§ **EXERCISE**
Don't copy the pictures; return every other part of the records exactly.

───── RECORDS FOR THE EXERCISE ─────

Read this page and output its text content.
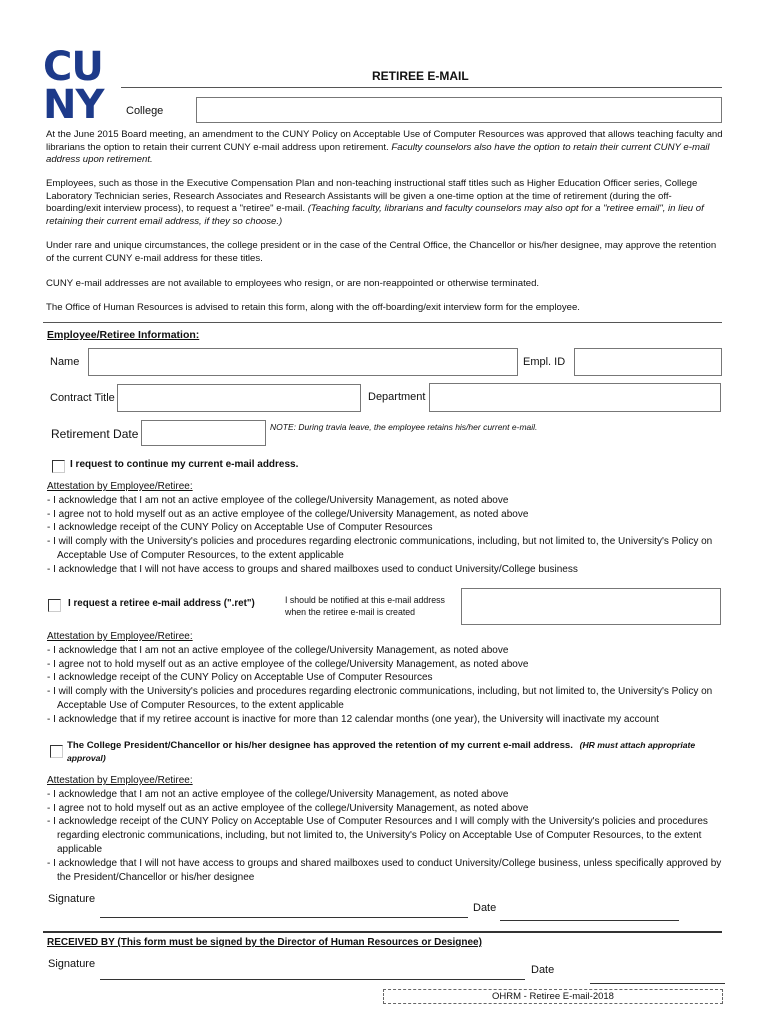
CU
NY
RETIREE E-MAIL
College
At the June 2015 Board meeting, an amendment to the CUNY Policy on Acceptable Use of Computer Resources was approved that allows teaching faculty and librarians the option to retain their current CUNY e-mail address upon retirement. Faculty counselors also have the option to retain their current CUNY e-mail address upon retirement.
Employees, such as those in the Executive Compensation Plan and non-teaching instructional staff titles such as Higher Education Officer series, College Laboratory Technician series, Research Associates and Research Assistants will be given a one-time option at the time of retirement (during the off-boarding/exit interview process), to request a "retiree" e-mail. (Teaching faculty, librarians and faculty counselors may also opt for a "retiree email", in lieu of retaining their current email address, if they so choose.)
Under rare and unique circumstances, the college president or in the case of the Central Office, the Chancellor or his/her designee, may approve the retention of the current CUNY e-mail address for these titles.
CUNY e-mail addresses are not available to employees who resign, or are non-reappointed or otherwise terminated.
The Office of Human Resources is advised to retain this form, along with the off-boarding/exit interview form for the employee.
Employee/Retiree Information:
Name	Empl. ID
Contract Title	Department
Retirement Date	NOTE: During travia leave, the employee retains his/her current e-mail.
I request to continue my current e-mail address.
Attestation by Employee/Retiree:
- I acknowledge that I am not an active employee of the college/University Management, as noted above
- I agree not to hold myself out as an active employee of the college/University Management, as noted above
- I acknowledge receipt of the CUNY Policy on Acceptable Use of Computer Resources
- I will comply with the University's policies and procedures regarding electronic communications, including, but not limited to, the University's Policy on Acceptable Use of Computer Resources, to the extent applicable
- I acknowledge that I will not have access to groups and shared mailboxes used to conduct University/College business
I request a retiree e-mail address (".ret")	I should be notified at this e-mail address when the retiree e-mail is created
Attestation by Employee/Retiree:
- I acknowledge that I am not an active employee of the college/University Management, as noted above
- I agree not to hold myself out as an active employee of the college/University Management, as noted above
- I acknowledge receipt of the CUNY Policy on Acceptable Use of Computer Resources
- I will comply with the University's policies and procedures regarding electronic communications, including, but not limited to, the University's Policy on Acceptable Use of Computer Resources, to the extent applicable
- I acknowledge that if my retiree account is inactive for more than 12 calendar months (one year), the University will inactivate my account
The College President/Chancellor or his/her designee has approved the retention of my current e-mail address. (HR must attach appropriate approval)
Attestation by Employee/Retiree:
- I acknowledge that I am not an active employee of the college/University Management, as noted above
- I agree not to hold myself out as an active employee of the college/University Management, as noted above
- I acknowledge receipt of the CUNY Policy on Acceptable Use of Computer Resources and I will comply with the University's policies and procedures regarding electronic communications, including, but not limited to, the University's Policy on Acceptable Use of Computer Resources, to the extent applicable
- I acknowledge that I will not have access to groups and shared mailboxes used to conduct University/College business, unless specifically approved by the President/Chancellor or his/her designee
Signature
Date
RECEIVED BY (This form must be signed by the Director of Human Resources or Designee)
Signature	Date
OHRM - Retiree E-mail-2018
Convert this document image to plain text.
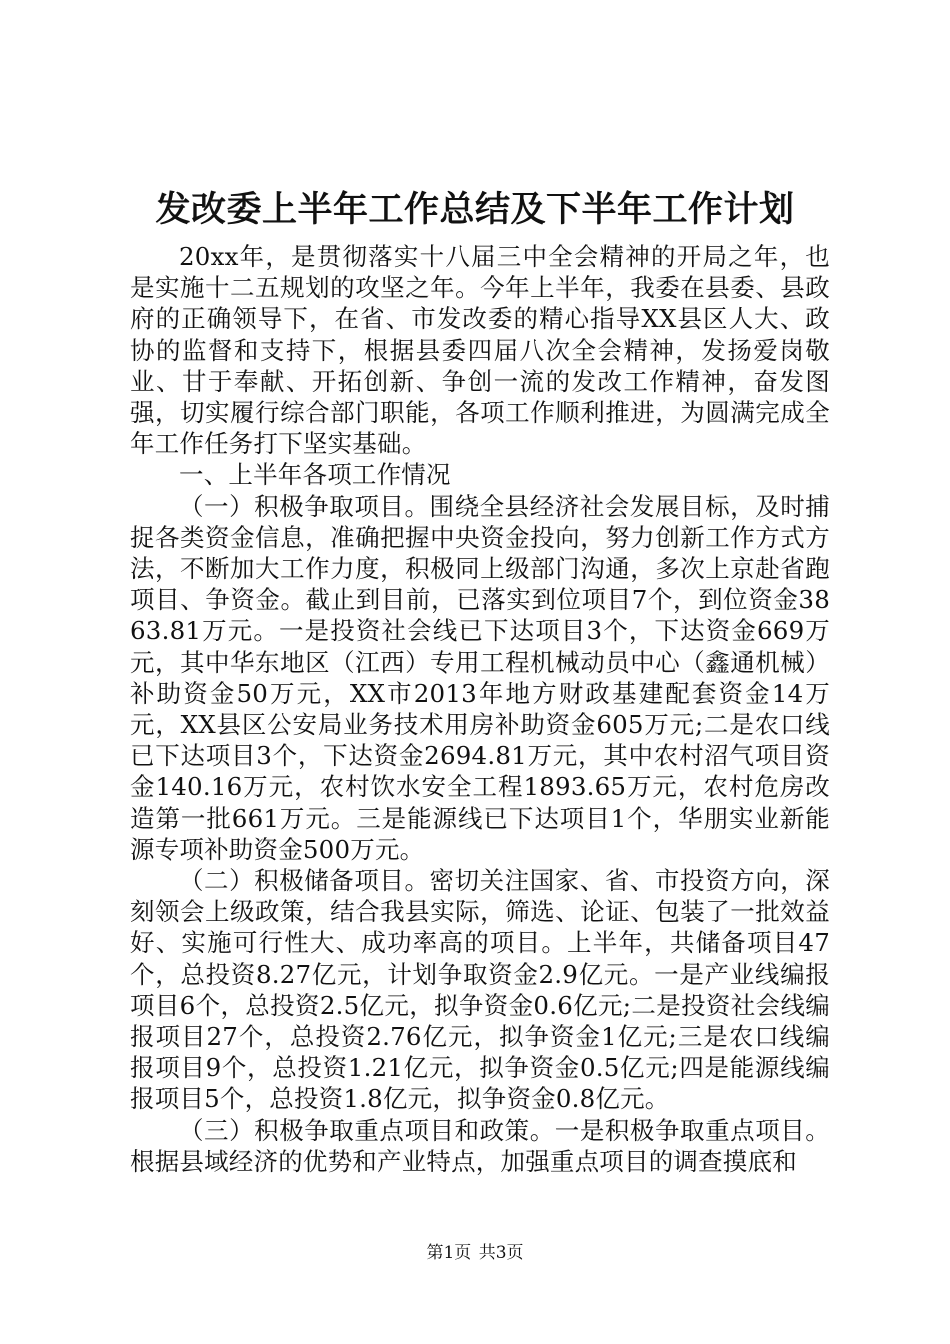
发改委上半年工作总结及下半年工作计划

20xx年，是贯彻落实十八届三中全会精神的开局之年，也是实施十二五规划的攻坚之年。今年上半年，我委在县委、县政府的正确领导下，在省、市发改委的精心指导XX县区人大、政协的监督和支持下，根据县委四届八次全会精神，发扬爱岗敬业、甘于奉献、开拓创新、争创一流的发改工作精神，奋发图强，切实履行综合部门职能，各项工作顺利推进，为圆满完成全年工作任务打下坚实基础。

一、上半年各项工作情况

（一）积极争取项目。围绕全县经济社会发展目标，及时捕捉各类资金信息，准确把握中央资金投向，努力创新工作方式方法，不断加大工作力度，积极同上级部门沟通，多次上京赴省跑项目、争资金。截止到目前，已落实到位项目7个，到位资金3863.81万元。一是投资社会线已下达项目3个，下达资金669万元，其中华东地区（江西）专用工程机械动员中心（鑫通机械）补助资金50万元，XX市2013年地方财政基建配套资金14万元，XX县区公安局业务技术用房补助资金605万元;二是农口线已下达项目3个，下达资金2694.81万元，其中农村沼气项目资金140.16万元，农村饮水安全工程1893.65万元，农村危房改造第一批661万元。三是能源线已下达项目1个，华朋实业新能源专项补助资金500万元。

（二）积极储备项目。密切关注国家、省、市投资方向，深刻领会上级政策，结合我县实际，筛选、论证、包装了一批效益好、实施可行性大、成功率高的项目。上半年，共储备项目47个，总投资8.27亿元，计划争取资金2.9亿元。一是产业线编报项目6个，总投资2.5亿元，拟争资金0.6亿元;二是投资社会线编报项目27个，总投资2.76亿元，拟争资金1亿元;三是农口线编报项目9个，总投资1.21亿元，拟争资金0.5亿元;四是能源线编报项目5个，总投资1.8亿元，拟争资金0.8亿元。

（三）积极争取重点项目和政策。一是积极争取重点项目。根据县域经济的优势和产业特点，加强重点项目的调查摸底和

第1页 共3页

─────

§ **RESULT OF THIS EXERCISE**
Read this page and output its text content.
CU
NY
RETIREE E-MAIL
College
At the June 2015 Board meeting, an amendment to the CUNY Policy on Acceptable Use of Computer Resources was approved that allows teaching faculty and librarians the option to retain their current CUNY e-mail address upon retirement. Faculty counselors also have the option to retain their current CUNY e-mail address upon retirement.
Employees, such as those in the Executive Compensation Plan and non-teaching instructional staff titles such as Higher Education Officer series, College Laboratory Technician series, Research Associates and Research Assistants will be given a one-time option at the time of retirement (during the off-boarding/exit interview process), to request a "retiree" e-mail. (Teaching faculty, librarians and faculty counselors may also opt for a "retiree email", in lieu of retaining their current email address, if they so choose.)
Under rare and unique circumstances, the college president or in the case of the Central Office, the Chancellor or his/her designee, may approve the retention of the current CUNY e-mail address for these titles.
CUNY e-mail addresses are not available to employees who resign, or are non-reappointed or otherwise terminated.
The Office of Human Resources is advised to retain this form, along with the off-boarding/exit interview form for the employee.
Employee/Retiree Information:
Name	Empl. ID
Contract Title	Department
Retirement Date	NOTE: During travia leave, the employee retains his/her current e-mail.
I request to continue my current e-mail address.
Attestation by Employee/Retiree:
- I acknowledge that I am not an active employee of the college/University Management, as noted above
- I agree not to hold myself out as an active employee of the college/University Management, as noted above
- I acknowledge receipt of the CUNY Policy on Acceptable Use of Computer Resources
- I will comply with the University's policies and procedures regarding electronic communications, including, but not limited to, the University's Policy on Acceptable Use of Computer Resources, to the extent applicable
- I acknowledge that I will not have access to groups and shared mailboxes used to conduct University/College business
I request a retiree e-mail address (".ret")	I should be notified at this e-mail address when the retiree e-mail is created
Attestation by Employee/Retiree:
- I acknowledge that I am not an active employee of the college/University Management, as noted above
- I agree not to hold myself out as an active employee of the college/University Management, as noted above
- I acknowledge receipt of the CUNY Policy on Acceptable Use of Computer Resources
- I will comply with the University's policies and procedures regarding electronic communications, including, but not limited to, the University's Policy on Acceptable Use of Computer Resources, to the extent applicable
- I acknowledge that if my retiree account is inactive for more than 12 calendar months (one year), the University will inactivate my account
The College President/Chancellor or his/her designee has approved the retention of my current e-mail address. (HR must attach appropriate approval)
Attestation by Employee/Retiree:
- I acknowledge that I am not an active employee of the college/University Management, as noted above
- I agree not to hold myself out as an active employee of the college/University Management, as noted above
- I acknowledge receipt of the CUNY Policy on Acceptable Use of Computer Resources and I will comply with the University's policies and procedures regarding electronic communications, including, but not limited to, the University's Policy on Acceptable Use of Computer Resources, to the extent applicable
- I acknowledge that I will not have access to groups and shared mailboxes used to conduct University/College business, unless specifically approved by the President/Chancellor or his/her designee
Signature
Date
RECEIVED BY (This form must be signed by the Director of Human Resources or Designee)
Signature	Date
OHRM - Retiree E-mail-2018
Convert this document image to plain text.
发改委上半年工作总结及下半年工作计划

20xx年，是贯彻落实十八届三中全会精神的开局之年，也是实施十二五规划的攻坚之年。今年上半年，我委在县委、县政府的正确领导下，在省、市发改委的精心指导XX县区人大、政协的监督和支持下，根据县委四届八次全会精神，发扬爱岗敬业、甘于奉献、开拓创新、争创一流的发改工作精神，奋发图强，切实履行综合部门职能，各项工作顺利推进，为圆满完成全年工作任务打下坚实基础。

一、上半年各项工作情况

（一）积极争取项目。围绕全县经济社会发展目标，及时捕捉各类资金信息，准确把握中央资金投向，努力创新工作方式方法，不断加大工作力度，积极同上级部门沟通，多次上京赴省跑项目、争资金。截止到目前，已落实到位项目7个，到位资金3863.81万元。一是投资社会线已下达项目3个，下达资金669万元，其中华东地区（江西）专用工程机械动员中心（鑫通机械）补助资金50万元，XX市2013年地方财政基建配套资金14万元，XX县区公安局业务技术用房补助资金605万元;二是农口线已下达项目3个，下达资金2694.81万元，其中农村沼气项目资金140.16万元，农村饮水安全工程1893.65万元，农村危房改造第一批661万元。三是能源线已下达项目1个，华朋实业新能源专项补助资金500万元。

（二）积极储备项目。密切关注国家、省、市投资方向，深刻领会上级政策，结合我县实际，筛选、论证、包装了一批效益好、实施可行性大、成功率高的项目。上半年，共储备项目47个，总投资8.27亿元，计划争取资金2.9亿元。一是产业线编报项目6个，总投资2.5亿元，拟争资金0.6亿元;二是投资社会线编报项目27个，总投资2.76亿元，拟争资金1亿元;三是农口线编报项目9个，总投资1.21亿元，拟争资金0.5亿元;四是能源线编报项目5个，总投资1.8亿元，拟争资金0.8亿元。

（三）积极争取重点项目和政策。一是积极争取重点项目。根据县域经济的优势和产业特点，加强重点项目的调查摸底和

第1页 共3页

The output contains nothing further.